# [Problem requirements]
Collect every line in the records below that contains the word "World".

## begin Dataset rows

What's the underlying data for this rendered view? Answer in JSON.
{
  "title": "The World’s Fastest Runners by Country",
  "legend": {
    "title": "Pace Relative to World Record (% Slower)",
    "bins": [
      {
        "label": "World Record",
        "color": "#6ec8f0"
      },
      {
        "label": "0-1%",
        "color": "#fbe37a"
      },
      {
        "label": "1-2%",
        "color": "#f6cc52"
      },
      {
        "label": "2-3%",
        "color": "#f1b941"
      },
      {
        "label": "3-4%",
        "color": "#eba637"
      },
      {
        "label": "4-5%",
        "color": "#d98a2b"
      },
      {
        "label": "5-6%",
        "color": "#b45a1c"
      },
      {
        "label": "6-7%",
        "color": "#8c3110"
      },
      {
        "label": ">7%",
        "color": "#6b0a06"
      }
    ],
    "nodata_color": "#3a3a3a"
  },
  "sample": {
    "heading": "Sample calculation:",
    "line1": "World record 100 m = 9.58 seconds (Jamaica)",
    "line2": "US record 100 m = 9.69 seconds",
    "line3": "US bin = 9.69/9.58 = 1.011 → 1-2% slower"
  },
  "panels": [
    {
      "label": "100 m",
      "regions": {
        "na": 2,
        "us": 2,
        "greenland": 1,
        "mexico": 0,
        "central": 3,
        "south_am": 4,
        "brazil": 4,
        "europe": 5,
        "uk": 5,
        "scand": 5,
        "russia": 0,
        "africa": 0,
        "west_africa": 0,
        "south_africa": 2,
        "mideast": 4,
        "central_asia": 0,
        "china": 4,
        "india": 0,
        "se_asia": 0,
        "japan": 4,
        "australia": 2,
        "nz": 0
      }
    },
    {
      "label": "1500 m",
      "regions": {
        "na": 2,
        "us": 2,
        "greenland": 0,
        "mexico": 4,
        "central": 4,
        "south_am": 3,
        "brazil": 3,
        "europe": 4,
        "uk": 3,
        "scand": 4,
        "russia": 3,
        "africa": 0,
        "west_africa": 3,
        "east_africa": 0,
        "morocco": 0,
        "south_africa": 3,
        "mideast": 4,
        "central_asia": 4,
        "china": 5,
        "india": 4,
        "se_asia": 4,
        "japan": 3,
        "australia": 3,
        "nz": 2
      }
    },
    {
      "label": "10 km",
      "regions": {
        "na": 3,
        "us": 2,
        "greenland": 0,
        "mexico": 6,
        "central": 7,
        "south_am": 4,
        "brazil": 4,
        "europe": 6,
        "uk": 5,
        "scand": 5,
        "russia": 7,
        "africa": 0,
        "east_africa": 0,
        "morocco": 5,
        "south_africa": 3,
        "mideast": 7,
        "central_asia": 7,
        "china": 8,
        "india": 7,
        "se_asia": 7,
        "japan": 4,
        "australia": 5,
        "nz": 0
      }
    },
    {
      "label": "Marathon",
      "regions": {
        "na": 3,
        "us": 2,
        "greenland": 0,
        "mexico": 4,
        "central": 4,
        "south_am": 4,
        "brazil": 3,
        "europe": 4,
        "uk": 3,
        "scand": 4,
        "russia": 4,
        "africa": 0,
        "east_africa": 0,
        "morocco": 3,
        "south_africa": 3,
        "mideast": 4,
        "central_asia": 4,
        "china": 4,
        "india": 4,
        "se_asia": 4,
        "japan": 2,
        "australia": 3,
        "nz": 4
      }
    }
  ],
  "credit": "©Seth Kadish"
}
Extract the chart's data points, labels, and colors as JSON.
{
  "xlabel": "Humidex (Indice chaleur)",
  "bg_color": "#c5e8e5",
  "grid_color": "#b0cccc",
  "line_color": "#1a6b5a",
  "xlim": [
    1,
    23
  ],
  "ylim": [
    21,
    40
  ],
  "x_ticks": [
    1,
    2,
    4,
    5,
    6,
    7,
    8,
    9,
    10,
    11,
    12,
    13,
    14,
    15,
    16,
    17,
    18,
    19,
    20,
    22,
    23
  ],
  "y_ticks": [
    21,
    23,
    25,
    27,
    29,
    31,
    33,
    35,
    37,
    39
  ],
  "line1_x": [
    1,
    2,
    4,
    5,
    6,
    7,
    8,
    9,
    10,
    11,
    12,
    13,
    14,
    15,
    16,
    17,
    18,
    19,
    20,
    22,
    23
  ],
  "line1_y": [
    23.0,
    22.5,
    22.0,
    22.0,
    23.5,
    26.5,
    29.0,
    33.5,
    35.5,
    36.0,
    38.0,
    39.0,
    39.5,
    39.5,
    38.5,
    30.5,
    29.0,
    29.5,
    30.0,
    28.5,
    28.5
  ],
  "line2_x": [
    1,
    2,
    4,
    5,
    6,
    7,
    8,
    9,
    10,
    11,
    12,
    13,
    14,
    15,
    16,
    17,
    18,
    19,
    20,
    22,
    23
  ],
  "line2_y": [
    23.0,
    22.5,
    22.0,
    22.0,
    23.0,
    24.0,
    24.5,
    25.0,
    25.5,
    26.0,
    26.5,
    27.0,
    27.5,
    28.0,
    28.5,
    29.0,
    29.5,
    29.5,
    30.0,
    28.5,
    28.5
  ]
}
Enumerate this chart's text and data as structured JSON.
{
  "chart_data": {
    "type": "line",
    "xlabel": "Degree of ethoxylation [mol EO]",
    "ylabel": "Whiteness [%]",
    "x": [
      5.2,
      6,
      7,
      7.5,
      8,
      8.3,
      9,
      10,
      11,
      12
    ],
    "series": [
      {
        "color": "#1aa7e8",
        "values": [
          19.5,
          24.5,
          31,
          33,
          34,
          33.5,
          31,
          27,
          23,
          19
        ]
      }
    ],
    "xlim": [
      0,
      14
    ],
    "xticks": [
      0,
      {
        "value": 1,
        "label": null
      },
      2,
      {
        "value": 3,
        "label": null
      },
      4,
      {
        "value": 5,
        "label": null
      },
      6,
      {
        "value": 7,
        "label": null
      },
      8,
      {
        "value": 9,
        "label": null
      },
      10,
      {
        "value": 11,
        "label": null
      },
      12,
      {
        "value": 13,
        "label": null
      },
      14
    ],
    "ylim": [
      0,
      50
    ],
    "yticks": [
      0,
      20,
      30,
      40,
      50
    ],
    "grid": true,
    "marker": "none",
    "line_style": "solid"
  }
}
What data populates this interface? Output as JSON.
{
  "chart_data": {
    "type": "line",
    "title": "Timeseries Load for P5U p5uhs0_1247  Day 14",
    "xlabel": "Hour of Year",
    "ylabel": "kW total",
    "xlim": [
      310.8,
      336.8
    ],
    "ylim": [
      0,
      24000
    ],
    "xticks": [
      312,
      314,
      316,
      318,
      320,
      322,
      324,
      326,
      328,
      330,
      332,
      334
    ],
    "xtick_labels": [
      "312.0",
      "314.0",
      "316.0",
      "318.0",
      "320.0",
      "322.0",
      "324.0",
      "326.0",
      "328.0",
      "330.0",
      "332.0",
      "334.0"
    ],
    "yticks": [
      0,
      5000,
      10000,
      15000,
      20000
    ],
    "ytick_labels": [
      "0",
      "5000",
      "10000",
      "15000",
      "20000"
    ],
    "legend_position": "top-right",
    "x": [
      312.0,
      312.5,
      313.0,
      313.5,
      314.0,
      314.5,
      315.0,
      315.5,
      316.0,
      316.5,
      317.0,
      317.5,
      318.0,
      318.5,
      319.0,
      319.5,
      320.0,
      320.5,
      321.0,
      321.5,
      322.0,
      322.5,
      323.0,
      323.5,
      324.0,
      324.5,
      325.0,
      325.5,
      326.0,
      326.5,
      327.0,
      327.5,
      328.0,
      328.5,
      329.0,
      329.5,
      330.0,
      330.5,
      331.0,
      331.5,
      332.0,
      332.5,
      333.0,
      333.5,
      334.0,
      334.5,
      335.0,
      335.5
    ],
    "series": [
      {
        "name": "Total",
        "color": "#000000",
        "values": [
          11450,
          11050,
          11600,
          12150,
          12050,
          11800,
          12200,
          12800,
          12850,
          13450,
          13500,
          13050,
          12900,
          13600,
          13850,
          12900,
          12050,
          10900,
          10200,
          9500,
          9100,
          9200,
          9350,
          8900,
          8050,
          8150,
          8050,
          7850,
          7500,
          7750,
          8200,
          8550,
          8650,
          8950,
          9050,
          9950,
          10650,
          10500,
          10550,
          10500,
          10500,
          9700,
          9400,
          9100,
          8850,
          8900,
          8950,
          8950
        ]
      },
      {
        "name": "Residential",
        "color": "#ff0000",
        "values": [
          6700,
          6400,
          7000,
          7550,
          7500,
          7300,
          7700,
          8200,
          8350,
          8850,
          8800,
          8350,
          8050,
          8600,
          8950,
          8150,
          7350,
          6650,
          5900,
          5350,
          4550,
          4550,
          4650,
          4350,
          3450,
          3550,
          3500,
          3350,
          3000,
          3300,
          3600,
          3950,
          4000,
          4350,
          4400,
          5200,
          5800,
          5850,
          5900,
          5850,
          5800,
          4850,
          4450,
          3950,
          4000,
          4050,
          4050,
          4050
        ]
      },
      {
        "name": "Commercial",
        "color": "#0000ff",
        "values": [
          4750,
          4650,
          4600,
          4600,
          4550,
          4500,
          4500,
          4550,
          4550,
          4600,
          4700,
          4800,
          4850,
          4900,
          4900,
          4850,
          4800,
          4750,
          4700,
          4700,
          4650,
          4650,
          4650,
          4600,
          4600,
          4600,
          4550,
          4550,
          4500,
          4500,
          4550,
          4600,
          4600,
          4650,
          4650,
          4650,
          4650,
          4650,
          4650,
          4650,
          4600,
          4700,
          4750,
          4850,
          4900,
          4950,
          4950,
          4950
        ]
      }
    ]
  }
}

## end Dataset rows

# [Correct result]
  "title": "The World’s Fastest Runners by Country",
    "title": "Pace Relative to World Record (% Slower)",
        "label": "World Record",
    "line1": "World record 100 m = 9.58 seconds (Jamaica)",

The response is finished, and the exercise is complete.